--- Record extracts ---

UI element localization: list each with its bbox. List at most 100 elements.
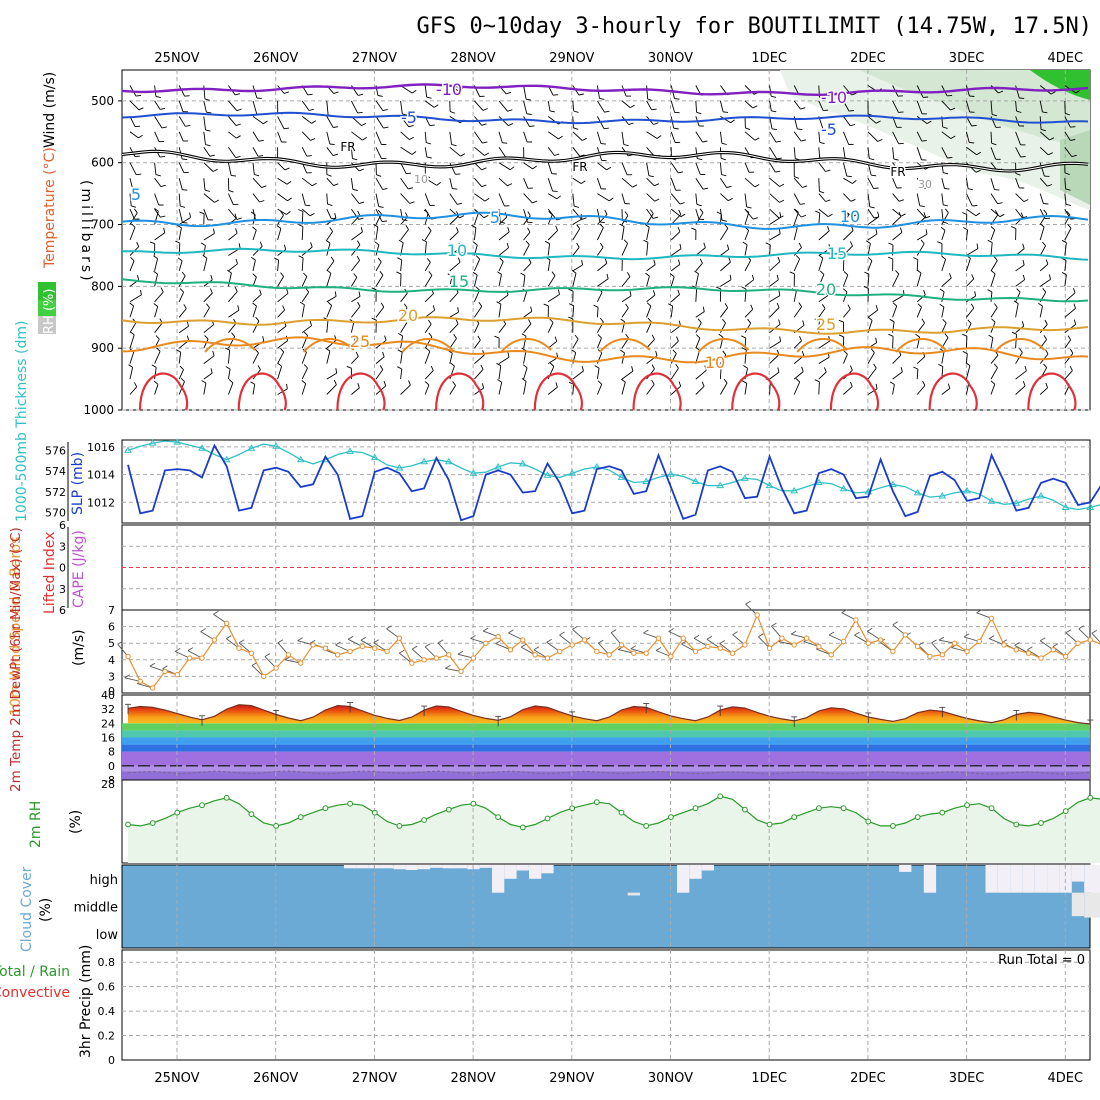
wind-barb [227, 369, 231, 380]
wind-barb-flag [282, 305, 286, 311]
wind-barb [203, 383, 207, 395]
wind-barb-flag [802, 320, 805, 326]
wind-barb [228, 100, 238, 111]
wind-barb-flag [398, 333, 403, 337]
wind-barb-flag [944, 188, 950, 190]
isotherm-line [122, 278, 1089, 303]
wind-barb-flag [776, 302, 780, 308]
wind-barb-flag [506, 242, 510, 248]
thickness-marker [1037, 492, 1045, 499]
wind-barb [203, 162, 214, 172]
wind-barb-flag [696, 111, 702, 115]
wind-barb [474, 339, 481, 349]
wind10m-barb-flag [1091, 629, 1098, 634]
contour-label: 25 [816, 315, 836, 334]
wind-barb-flag [459, 215, 465, 219]
wind-barb [498, 216, 508, 225]
wind-barb-flag [201, 380, 207, 384]
wind-barb-flag [974, 291, 977, 297]
isotherm-line [122, 336, 1089, 364]
thickness-marker [543, 471, 552, 478]
cloud-clear-middle [627, 892, 640, 896]
wind10m-barb-flag [399, 649, 405, 654]
thickness-marker [691, 477, 700, 484]
cloud-clear-middle [1071, 892, 1085, 917]
wind10m-marker [1087, 637, 1094, 643]
wind-barb [424, 193, 431, 206]
wind-barb [351, 296, 361, 303]
wind10m-marker [199, 655, 205, 661]
wind-barb-flag [426, 258, 431, 263]
wind-barb [720, 279, 732, 287]
wind-barb-flag [678, 171, 684, 174]
wind-barb [990, 229, 996, 241]
date-label-top: 4DEC [1048, 51, 1084, 66]
wind-barb-flag [507, 226, 510, 233]
wind-tick-label: 0 [108, 685, 115, 698]
wind10m-barb-flag [1065, 629, 1072, 634]
wind-barb [498, 193, 505, 207]
wind-barb-flag [286, 181, 292, 185]
wind10m-barb-flag [445, 665, 451, 669]
wind-barb [277, 292, 289, 303]
wind-barb [129, 162, 137, 175]
wind-barb-flag [975, 212, 981, 217]
wind-barb-flag [234, 213, 237, 219]
wind-barb [572, 193, 575, 207]
wind10m-barb-flag [457, 650, 464, 655]
wind-barb-flag [573, 205, 580, 208]
wind-barb [1039, 245, 1046, 256]
wind-barb-flag [850, 124, 856, 127]
wind-barb-flag [483, 215, 489, 219]
wind10m-marker [359, 643, 366, 650]
wind-barb-flag [828, 244, 831, 250]
wind-barb-flag [409, 201, 415, 204]
slp-grid [122, 440, 1090, 523]
wind-barb [867, 309, 878, 318]
wind10m-marker [421, 657, 427, 663]
wind-barb-flag [1042, 111, 1048, 114]
wind-barb [375, 147, 382, 159]
rh-marker [1038, 820, 1044, 826]
wind-barb [916, 243, 925, 256]
wind-barb-flag [252, 226, 257, 231]
wind-barb [154, 116, 163, 129]
wind-barb [523, 193, 533, 204]
wind-barb-flag [1066, 211, 1071, 216]
wind10m-barb-flag [938, 636, 945, 641]
wind-barb [818, 131, 821, 143]
wind-barb [769, 147, 778, 160]
wind-barb [498, 177, 508, 187]
thickness-marker [222, 455, 231, 463]
wind-barb-flag [777, 256, 781, 262]
wind-barb-flag [333, 183, 339, 187]
wind-barb-flag [497, 271, 502, 275]
wind-barb-flag [155, 174, 161, 177]
wind-barb [941, 178, 945, 189]
thickness-marker [420, 457, 428, 465]
wind10m-barb-flag [655, 647, 662, 651]
slp-frame [121, 439, 1091, 524]
wind-barb-flag [771, 110, 777, 113]
wind-barb [966, 208, 977, 217]
wind-barb [449, 247, 461, 256]
wind-barb-flag [326, 269, 332, 274]
wind-barb-flag [604, 110, 610, 113]
wind-barb-flag [507, 183, 513, 187]
wind10m-barb-flag [297, 637, 303, 642]
wind-barb-flag [471, 224, 477, 229]
wind-barb [842, 291, 848, 302]
wind-barb [178, 369, 184, 380]
wind-barb-flag [604, 258, 608, 264]
wind-barb-flag [900, 366, 903, 373]
wind-barb [695, 385, 705, 395]
wind-barb-flag [752, 217, 758, 220]
contour-label: 25 [350, 332, 370, 351]
wind-barb-flag [475, 286, 480, 291]
wind-barb [498, 304, 502, 318]
wind-barb-flag [1049, 137, 1055, 141]
wind-barb [498, 261, 504, 272]
wind-barb-flag [969, 95, 975, 97]
wind-barb [301, 193, 306, 206]
wind-barb-flag [691, 227, 697, 231]
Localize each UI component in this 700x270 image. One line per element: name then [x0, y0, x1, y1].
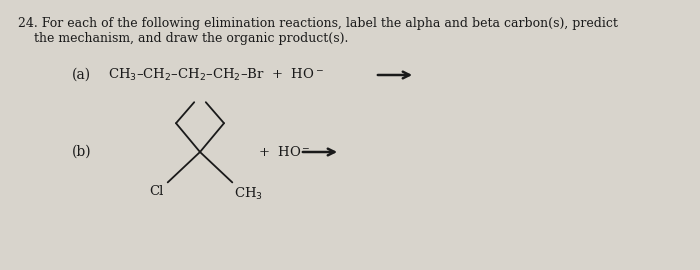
- Text: CH$_3$: CH$_3$: [234, 185, 263, 201]
- Text: (a): (a): [72, 68, 91, 82]
- Text: CH$_3$–CH$_2$–CH$_2$–CH$_2$–Br  +  HO$^-$: CH$_3$–CH$_2$–CH$_2$–CH$_2$–Br + HO$^-$: [108, 67, 324, 83]
- Text: Cl: Cl: [149, 185, 164, 198]
- Text: +  HO$^-$: + HO$^-$: [258, 145, 311, 159]
- Text: 24. For each of the following elimination reactions, label the alpha and beta ca: 24. For each of the following eliminatio…: [18, 17, 618, 30]
- Text: the mechanism, and draw the organic product(s).: the mechanism, and draw the organic prod…: [18, 32, 349, 45]
- Text: (b): (b): [72, 145, 92, 159]
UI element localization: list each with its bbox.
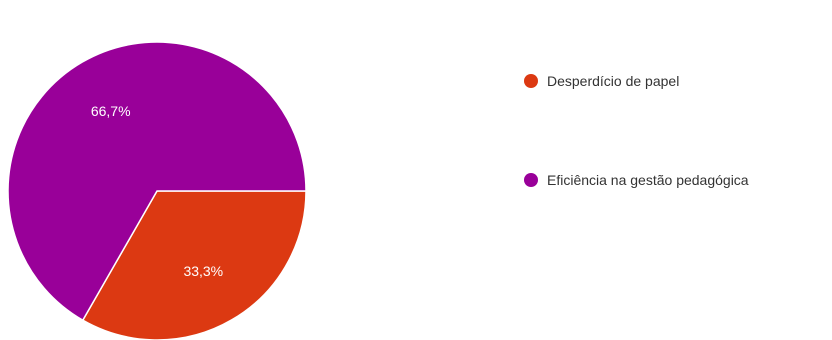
pie-slice-desperdicio: [81, 190, 307, 340]
pie-slice-labels: 33,3% 66,7%: [91, 103, 223, 279]
legend-marker-eficiencia: [524, 173, 538, 187]
pie-slice-label-desperdicio: 33,3%: [183, 263, 223, 279]
legend-marker-desperdicio: [524, 74, 538, 88]
pie-slice-label-eficiencia: 66,7%: [91, 103, 131, 119]
legend-label-desperdicio: Desperdício de papel: [547, 73, 679, 89]
pie-slice-eficiencia: [7, 41, 307, 322]
legend-label-eficiencia: Eficiência na gestão pedagógica: [547, 172, 749, 188]
chart-legend: Desperdício de papel Eficiência na gestã…: [524, 73, 749, 188]
pie-slices: [7, 41, 307, 340]
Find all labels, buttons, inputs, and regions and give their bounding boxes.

---

### The task
Copy, character for character, the lines from the one containing "wind-barb [227, 369, 231, 380]" through the one containing "wind10m-barb-flag [1091, 629, 1098, 634]", including both of those lines.

### Correct answer
wind-barb [227, 369, 231, 380]
wind-barb-flag [282, 305, 286, 311]
wind-barb [203, 383, 207, 395]
wind-barb-flag [802, 320, 805, 326]
wind-barb [228, 100, 238, 111]
wind-barb-flag [398, 333, 403, 337]
wind-barb-flag [944, 188, 950, 190]
isotherm-line [122, 278, 1089, 303]
wind-barb-flag [776, 302, 780, 308]
wind-barb-flag [506, 242, 510, 248]
thickness-marker [1037, 492, 1045, 499]
wind-barb [203, 162, 214, 172]
wind-barb-flag [696, 111, 702, 115]
wind-barb [474, 339, 481, 349]
wind10m-barb-flag [1091, 629, 1098, 634]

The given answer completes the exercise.